TASK TO CARRY OUT -
Report back each line of the records that contains the string "Frontdoor".

* * *

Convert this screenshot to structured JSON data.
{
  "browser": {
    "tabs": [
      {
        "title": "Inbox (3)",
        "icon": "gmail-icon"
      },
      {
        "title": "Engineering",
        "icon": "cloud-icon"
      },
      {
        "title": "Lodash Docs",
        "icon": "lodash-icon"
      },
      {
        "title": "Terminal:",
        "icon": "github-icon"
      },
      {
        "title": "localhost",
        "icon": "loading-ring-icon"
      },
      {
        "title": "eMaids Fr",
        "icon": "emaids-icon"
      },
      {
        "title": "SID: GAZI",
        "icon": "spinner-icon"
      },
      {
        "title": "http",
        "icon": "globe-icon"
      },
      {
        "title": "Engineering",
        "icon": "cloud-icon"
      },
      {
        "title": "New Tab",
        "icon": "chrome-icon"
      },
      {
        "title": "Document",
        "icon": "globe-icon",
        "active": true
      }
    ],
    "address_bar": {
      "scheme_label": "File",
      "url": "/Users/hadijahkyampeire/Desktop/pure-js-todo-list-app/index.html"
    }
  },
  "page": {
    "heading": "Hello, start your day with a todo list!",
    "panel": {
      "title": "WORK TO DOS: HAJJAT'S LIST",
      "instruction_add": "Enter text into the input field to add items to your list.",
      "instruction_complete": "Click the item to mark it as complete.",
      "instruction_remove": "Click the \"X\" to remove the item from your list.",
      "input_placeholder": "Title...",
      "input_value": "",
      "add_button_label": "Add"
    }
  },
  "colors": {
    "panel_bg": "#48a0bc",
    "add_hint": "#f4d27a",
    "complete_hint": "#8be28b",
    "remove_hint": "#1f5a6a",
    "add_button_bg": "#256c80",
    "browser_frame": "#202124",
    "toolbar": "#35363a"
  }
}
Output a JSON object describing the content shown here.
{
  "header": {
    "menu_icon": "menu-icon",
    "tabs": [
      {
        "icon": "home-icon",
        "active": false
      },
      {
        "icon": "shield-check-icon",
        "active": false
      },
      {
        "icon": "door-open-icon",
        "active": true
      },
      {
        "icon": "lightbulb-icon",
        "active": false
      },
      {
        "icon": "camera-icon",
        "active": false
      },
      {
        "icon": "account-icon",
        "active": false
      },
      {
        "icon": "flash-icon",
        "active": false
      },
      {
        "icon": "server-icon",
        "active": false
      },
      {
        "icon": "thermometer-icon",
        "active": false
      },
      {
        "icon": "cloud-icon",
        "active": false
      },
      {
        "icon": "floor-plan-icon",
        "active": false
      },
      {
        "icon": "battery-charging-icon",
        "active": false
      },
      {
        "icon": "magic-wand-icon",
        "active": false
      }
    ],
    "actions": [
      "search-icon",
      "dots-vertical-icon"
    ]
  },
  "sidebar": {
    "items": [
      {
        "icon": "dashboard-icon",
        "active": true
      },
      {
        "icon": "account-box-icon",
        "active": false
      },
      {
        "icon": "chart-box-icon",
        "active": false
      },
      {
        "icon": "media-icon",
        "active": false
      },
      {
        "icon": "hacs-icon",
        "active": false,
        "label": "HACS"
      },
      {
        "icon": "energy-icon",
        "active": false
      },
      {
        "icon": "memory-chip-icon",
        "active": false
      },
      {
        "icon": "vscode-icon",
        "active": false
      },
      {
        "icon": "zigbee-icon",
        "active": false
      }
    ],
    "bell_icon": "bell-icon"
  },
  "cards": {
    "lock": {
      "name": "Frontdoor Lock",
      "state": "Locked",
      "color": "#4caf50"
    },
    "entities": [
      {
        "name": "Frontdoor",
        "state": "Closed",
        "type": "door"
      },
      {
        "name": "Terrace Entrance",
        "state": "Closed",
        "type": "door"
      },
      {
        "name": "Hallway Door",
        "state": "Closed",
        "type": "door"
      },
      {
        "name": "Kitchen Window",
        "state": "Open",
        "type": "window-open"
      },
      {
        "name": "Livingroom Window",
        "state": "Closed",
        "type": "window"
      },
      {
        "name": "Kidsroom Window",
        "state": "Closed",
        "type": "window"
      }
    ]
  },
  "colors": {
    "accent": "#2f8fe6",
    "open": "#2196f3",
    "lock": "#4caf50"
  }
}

* * *

EXERCISE RESULT -
      "name": "Frontdoor Lock",
        "name": "Frontdoor",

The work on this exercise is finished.